• _Short task_
In the records below, find each line containing the word "DECELERATIONS" and copy it.

┌─ Given data

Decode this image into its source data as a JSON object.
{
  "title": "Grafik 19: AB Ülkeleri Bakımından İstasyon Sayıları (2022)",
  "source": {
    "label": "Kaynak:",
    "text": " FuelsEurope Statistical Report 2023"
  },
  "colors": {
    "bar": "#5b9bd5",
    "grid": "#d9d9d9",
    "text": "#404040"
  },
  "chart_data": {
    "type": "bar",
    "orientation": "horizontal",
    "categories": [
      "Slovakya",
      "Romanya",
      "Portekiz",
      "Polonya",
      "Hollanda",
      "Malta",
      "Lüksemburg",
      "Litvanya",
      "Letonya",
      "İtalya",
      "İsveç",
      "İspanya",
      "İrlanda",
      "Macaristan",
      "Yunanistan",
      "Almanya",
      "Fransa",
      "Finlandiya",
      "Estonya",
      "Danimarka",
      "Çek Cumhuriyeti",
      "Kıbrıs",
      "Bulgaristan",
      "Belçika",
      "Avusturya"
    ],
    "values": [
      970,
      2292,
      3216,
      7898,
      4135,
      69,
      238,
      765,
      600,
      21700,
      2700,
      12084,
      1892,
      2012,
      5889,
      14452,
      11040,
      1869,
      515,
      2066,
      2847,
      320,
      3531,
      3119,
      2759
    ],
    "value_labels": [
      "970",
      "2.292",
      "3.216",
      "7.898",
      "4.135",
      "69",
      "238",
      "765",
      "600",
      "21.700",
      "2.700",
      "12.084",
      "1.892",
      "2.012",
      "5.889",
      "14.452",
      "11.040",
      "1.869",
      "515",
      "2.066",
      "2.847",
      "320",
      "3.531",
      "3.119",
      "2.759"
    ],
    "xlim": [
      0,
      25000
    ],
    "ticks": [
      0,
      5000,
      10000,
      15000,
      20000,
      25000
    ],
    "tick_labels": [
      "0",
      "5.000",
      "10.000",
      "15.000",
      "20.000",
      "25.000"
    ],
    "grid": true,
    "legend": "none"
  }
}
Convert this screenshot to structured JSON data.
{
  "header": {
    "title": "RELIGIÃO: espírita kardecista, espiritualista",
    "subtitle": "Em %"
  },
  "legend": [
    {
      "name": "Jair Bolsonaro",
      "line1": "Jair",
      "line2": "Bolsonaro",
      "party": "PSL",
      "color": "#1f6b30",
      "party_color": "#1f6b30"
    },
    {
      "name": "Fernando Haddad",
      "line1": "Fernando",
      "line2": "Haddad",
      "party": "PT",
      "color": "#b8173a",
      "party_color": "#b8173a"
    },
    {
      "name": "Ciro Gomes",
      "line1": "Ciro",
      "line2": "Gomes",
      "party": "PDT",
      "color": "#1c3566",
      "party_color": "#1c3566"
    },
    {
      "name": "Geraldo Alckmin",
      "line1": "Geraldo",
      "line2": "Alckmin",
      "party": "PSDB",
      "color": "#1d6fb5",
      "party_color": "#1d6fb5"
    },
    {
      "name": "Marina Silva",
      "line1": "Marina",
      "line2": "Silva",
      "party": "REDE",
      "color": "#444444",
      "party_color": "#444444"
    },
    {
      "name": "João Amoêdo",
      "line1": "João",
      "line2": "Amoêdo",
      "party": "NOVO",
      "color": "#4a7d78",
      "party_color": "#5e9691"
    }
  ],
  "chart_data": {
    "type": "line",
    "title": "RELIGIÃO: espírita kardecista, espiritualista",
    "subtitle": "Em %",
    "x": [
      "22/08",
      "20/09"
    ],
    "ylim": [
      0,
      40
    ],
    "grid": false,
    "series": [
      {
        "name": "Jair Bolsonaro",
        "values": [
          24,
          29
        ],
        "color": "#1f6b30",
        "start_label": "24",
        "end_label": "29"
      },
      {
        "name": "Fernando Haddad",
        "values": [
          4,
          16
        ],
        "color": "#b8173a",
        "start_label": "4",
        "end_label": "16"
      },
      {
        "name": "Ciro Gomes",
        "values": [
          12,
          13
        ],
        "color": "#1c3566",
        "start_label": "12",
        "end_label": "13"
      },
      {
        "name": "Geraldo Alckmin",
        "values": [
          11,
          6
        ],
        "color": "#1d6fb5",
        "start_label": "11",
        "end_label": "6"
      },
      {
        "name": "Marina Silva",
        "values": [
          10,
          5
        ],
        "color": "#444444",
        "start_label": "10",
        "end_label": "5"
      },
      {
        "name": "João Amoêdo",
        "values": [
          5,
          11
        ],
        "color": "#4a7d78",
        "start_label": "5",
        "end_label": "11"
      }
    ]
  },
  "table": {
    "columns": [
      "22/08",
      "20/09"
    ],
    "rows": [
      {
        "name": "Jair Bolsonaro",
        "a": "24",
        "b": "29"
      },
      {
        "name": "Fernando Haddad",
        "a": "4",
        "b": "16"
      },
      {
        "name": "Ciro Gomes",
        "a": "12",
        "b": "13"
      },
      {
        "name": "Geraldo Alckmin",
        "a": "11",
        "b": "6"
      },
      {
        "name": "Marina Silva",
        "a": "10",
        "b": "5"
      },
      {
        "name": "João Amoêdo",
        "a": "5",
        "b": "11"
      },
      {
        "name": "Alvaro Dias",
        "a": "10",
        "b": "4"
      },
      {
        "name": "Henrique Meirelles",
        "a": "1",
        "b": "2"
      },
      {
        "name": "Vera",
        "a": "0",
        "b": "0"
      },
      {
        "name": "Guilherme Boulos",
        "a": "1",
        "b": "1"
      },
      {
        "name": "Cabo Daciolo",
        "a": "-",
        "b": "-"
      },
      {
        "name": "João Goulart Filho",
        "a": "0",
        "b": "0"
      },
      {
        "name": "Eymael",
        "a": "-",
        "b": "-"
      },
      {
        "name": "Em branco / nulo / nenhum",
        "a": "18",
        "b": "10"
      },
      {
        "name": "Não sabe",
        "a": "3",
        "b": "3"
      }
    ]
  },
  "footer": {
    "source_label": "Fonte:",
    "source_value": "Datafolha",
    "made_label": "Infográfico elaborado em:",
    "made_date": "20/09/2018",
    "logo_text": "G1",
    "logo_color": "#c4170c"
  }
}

└─
┌─ Given data

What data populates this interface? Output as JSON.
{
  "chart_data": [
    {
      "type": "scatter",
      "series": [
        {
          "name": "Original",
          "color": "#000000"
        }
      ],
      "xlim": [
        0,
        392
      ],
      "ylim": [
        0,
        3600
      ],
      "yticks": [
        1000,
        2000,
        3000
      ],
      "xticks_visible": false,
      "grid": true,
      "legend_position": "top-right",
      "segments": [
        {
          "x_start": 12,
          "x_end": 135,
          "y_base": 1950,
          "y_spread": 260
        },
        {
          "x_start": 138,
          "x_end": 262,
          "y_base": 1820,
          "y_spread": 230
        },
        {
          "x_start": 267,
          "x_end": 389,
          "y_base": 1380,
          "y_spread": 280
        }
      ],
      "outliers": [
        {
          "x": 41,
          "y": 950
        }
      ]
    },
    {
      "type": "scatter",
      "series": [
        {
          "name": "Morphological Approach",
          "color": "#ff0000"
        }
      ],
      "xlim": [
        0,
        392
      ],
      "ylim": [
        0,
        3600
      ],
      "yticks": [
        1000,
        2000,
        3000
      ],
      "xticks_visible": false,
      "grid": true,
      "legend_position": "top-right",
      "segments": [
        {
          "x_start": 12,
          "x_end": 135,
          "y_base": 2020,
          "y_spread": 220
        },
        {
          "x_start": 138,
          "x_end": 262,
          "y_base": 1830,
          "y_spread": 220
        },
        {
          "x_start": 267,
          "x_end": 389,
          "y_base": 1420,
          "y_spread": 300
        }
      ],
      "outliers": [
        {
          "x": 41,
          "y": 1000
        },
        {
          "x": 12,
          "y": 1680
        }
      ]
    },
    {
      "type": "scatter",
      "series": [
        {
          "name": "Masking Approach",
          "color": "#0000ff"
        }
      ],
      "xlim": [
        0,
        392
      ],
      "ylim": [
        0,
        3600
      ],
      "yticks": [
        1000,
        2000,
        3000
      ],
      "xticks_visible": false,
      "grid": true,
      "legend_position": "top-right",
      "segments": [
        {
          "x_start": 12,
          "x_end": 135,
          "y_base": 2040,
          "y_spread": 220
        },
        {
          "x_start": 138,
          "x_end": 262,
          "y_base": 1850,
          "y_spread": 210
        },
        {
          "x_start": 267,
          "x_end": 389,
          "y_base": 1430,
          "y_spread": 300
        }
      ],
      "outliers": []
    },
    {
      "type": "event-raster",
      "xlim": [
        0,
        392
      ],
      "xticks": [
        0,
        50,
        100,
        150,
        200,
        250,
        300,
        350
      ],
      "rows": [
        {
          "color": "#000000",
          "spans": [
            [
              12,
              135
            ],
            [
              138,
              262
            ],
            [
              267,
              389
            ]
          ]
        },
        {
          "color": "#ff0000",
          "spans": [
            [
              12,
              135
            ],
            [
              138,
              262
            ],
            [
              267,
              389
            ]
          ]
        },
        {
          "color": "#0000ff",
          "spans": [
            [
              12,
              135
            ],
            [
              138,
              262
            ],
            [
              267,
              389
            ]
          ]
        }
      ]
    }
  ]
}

└─
┌─ Given data

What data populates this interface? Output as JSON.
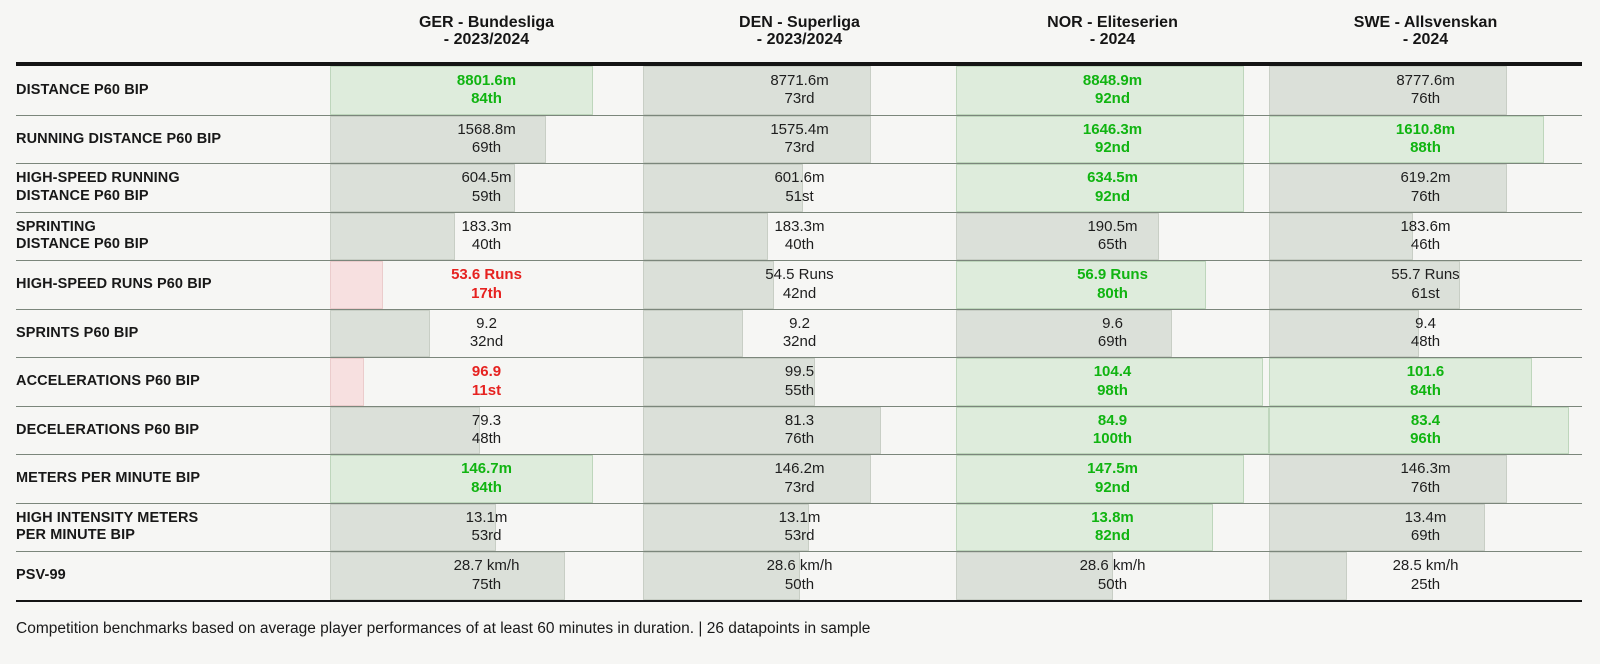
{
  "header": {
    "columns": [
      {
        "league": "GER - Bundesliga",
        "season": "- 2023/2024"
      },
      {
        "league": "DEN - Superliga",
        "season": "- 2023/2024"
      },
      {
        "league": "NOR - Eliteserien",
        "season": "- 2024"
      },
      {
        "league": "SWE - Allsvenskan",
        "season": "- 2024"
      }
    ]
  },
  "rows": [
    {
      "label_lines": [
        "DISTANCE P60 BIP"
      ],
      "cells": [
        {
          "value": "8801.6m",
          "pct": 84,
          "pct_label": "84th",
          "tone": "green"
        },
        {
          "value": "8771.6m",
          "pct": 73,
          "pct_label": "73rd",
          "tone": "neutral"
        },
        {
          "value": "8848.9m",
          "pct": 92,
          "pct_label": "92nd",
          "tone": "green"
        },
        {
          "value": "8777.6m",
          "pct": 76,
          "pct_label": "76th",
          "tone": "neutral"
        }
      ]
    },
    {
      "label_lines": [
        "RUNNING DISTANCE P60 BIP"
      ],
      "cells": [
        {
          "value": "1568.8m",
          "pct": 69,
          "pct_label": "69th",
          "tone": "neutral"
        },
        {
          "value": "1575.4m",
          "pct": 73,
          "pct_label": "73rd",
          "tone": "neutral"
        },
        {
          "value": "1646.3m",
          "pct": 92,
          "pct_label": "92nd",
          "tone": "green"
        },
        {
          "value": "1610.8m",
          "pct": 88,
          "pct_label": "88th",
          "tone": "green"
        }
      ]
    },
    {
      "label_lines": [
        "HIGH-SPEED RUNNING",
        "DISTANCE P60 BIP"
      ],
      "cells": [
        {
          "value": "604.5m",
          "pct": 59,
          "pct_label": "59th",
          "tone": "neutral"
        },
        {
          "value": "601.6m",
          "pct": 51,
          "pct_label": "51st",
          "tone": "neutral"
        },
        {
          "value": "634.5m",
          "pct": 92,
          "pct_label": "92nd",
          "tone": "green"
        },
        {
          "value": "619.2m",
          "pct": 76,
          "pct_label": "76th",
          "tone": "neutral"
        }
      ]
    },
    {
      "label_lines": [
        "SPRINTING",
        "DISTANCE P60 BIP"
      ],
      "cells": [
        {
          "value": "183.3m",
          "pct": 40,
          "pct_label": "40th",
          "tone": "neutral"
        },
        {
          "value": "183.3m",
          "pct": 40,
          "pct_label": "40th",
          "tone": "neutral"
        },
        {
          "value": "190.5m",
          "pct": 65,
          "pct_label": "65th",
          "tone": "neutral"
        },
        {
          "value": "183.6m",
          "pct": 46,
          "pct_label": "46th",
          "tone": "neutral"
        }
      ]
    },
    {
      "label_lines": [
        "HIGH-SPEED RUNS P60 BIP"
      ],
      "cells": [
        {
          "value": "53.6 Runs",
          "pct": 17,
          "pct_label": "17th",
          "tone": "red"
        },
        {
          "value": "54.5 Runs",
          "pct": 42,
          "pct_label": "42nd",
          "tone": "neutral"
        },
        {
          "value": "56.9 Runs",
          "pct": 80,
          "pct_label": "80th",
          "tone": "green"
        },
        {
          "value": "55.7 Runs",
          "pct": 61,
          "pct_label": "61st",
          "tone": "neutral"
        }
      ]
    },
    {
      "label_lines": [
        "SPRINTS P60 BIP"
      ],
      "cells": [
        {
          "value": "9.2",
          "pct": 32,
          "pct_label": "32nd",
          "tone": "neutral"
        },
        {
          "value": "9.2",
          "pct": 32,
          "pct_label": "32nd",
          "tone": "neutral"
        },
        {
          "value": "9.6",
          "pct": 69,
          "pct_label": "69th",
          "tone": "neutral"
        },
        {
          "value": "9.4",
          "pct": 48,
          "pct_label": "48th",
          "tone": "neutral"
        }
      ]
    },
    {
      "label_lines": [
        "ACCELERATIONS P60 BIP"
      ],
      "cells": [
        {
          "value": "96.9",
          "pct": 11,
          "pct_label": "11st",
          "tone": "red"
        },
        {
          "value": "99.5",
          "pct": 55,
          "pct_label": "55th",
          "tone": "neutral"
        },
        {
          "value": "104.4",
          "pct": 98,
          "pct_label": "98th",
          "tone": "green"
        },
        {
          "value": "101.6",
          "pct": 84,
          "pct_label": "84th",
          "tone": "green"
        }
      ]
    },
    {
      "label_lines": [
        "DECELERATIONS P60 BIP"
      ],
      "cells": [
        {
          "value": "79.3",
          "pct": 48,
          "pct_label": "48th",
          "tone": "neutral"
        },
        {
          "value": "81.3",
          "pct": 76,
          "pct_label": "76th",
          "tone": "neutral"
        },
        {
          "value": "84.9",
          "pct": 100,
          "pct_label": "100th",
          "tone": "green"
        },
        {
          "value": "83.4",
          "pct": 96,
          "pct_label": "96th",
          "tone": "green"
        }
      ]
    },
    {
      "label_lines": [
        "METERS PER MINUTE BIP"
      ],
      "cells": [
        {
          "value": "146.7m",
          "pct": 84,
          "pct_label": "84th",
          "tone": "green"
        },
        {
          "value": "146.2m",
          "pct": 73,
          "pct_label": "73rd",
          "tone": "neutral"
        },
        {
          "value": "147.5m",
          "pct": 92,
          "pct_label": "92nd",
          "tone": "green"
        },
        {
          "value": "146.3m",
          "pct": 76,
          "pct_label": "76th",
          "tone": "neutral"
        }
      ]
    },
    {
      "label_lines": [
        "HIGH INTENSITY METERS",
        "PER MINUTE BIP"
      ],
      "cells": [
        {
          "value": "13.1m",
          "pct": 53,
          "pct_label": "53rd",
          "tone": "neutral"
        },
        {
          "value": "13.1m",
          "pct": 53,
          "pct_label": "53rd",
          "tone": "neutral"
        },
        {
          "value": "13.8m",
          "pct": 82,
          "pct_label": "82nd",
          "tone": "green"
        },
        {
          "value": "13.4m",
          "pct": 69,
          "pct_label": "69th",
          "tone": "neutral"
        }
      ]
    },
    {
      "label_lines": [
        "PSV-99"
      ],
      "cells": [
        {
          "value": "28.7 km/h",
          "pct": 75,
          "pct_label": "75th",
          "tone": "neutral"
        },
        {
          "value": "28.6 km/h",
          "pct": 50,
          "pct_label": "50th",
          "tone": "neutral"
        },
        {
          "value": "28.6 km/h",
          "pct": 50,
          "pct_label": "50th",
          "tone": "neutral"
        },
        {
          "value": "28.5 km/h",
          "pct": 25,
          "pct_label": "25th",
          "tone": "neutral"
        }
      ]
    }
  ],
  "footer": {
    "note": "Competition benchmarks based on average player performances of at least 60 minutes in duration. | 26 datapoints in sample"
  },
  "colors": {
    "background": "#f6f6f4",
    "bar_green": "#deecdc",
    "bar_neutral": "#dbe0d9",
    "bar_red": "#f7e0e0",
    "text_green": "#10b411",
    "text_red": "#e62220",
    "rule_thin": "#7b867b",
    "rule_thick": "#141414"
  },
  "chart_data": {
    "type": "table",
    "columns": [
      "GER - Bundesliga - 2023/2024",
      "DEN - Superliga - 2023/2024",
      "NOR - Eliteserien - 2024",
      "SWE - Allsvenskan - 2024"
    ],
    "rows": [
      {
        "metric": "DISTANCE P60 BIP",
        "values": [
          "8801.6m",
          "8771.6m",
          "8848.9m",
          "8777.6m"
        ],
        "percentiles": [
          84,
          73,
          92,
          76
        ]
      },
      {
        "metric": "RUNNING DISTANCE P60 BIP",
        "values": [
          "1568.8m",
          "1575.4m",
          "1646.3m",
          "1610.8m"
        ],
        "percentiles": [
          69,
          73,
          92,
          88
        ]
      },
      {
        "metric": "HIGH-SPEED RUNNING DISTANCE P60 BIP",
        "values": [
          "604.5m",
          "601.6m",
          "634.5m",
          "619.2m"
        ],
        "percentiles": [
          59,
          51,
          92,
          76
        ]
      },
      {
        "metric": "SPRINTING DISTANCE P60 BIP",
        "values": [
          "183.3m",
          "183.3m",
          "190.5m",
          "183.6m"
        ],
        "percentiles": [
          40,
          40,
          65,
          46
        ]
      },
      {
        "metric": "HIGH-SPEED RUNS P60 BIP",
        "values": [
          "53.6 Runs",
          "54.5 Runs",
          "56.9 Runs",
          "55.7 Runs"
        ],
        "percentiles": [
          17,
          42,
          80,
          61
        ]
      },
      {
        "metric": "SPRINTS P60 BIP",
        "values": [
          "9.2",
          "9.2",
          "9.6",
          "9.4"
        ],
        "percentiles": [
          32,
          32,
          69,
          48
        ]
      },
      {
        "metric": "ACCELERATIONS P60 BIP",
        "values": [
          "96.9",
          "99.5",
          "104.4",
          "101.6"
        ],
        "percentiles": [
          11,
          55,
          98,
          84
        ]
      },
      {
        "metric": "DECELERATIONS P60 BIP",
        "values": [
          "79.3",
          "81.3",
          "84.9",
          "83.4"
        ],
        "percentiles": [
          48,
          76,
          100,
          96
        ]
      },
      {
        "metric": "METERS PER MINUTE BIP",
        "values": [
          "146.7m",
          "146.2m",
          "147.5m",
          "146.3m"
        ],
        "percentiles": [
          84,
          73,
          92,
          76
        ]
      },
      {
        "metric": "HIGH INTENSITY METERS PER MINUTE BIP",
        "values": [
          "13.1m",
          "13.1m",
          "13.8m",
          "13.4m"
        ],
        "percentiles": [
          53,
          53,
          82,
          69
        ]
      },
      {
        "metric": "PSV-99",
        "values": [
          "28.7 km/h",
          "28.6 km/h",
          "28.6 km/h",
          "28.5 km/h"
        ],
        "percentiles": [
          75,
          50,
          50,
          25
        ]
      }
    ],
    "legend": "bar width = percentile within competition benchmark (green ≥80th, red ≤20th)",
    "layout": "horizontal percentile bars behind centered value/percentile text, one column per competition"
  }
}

└─

• _Written answer_
        "DECELERATIONS P60 BIP"
        "metric": "DECELERATIONS P60 BIP",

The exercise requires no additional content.